Collection entries:
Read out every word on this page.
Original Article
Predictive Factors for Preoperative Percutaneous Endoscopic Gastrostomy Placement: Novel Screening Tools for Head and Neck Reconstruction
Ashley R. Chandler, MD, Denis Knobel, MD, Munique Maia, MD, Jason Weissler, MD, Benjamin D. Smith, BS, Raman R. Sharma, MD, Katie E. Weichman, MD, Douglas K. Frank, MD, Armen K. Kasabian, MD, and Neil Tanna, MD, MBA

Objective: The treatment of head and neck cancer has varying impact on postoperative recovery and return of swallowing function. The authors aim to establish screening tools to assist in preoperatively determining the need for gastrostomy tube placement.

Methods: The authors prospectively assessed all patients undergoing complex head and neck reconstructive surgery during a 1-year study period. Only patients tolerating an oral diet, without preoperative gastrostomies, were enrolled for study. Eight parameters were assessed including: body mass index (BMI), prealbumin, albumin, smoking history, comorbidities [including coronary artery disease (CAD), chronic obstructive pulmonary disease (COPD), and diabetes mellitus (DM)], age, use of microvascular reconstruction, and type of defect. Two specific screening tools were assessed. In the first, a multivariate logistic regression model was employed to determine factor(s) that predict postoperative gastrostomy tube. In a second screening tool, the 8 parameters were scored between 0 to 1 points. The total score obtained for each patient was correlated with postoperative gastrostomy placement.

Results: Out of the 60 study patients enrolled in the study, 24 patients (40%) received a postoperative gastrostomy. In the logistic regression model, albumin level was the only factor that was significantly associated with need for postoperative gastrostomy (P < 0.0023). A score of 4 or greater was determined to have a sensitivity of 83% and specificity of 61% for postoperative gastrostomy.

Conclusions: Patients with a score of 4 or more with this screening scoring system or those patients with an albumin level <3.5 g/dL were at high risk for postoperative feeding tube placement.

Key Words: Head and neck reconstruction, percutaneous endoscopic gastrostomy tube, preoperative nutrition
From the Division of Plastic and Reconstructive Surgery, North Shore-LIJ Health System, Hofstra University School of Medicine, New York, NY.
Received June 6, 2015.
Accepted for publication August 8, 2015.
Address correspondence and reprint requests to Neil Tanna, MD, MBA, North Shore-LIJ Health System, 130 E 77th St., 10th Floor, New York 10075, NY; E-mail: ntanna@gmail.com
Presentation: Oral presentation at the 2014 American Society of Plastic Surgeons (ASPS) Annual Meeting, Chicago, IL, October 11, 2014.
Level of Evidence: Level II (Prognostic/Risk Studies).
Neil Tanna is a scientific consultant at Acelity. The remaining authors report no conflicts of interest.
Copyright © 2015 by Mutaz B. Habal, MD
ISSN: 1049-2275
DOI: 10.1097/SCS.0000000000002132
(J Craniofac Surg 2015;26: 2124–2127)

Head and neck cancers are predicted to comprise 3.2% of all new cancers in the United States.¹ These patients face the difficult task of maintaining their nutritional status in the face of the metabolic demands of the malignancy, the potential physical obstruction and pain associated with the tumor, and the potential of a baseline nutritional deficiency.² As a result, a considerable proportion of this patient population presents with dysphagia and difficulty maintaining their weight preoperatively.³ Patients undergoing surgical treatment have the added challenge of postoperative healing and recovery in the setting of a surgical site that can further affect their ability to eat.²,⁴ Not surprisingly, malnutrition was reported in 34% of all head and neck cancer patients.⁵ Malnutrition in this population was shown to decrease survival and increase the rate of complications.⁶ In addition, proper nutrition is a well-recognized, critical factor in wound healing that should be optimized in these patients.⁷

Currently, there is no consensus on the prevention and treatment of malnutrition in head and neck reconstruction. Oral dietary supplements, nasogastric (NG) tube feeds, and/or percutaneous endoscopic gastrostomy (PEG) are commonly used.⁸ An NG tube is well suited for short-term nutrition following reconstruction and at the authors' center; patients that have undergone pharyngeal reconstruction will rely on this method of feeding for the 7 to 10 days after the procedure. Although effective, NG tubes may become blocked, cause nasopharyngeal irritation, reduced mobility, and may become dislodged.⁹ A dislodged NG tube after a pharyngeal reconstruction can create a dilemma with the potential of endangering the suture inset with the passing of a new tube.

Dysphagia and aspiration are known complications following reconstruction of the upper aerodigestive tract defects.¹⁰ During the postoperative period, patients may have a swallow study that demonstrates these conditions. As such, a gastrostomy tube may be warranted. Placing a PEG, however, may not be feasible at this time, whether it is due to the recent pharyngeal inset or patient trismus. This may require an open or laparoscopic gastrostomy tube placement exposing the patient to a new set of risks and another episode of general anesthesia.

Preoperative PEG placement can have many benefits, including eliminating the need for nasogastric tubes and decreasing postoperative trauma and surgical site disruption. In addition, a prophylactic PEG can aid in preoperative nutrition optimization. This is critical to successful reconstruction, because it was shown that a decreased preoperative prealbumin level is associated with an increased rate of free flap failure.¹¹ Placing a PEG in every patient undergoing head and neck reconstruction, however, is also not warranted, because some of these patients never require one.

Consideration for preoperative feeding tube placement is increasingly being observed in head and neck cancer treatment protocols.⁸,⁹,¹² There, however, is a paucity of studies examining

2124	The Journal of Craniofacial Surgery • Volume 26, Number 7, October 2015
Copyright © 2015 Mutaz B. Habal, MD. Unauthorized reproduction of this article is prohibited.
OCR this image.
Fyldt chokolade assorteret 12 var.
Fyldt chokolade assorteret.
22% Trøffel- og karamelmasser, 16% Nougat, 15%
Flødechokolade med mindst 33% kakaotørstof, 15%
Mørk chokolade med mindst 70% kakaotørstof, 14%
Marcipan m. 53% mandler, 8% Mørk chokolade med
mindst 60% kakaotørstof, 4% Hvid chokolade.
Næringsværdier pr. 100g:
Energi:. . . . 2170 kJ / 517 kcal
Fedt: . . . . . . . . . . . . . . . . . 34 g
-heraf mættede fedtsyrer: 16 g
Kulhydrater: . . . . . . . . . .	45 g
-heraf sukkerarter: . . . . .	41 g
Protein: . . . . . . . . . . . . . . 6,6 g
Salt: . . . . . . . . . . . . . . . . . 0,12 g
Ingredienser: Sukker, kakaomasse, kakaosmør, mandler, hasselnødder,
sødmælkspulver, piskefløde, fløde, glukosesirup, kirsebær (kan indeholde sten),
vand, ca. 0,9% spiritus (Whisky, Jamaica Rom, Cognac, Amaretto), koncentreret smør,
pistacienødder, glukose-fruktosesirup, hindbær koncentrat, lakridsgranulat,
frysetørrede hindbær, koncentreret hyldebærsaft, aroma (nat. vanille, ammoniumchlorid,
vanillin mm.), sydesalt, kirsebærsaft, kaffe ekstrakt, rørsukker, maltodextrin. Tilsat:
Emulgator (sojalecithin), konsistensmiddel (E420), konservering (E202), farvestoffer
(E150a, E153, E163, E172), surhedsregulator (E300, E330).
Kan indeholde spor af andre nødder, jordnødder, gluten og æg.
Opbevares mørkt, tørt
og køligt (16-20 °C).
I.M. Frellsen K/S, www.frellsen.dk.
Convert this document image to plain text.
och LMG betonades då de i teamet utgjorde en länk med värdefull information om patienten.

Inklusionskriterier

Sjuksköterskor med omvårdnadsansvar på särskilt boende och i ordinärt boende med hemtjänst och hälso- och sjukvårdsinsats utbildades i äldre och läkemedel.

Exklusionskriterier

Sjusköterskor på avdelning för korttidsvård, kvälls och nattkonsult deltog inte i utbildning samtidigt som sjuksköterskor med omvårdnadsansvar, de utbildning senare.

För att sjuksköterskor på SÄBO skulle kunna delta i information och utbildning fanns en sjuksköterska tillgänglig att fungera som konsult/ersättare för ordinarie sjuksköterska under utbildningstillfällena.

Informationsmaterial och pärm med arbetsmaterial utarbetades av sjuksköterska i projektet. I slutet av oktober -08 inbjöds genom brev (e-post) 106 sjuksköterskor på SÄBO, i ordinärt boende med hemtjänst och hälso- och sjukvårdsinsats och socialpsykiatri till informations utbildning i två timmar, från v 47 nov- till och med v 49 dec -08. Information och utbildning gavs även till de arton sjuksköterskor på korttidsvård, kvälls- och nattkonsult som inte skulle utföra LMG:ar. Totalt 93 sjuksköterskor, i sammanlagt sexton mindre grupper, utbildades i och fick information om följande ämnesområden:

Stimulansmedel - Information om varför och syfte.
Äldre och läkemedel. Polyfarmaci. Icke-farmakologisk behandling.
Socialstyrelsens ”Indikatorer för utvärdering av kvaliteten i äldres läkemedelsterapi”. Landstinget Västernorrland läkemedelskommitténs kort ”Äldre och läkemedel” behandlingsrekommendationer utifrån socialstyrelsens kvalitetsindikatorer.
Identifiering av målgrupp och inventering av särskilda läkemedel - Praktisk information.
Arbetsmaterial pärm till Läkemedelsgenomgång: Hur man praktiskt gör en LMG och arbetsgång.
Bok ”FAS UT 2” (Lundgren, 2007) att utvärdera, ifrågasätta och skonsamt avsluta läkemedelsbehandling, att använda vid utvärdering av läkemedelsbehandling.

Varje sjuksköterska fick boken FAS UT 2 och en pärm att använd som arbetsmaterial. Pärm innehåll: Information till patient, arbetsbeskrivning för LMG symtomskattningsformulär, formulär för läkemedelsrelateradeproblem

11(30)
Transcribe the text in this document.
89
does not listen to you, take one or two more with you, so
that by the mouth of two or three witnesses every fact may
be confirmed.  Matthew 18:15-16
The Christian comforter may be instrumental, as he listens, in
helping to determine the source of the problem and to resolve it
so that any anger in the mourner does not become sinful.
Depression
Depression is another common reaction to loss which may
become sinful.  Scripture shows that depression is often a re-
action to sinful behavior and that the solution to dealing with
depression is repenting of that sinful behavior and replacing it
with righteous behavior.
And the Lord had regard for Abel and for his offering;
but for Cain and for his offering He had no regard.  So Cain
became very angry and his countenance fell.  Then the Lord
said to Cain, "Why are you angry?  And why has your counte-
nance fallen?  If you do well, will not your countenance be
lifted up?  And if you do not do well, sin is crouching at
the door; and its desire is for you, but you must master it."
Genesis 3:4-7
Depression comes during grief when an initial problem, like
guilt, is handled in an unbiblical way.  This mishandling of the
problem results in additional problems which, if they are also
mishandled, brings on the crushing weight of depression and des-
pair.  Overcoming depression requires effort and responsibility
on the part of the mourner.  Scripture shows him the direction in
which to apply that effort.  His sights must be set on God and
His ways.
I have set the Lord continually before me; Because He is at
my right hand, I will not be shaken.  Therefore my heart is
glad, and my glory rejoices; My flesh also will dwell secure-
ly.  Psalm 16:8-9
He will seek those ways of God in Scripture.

> Problem to solve:
The answer should consist of every line above in which "Health" appears.

> Response area:
From the Division of Plastic and Reconstructive Surgery, North Shore-LIJ Health System, Hofstra University School of Medicine, New York, NY.
Address correspondence and reprint requests to Neil Tanna, MD, MBA, North Shore-LIJ Health System, 130 E 77th St., 10th Floor, New York 10075, NY; E-mail: ntanna@gmail.com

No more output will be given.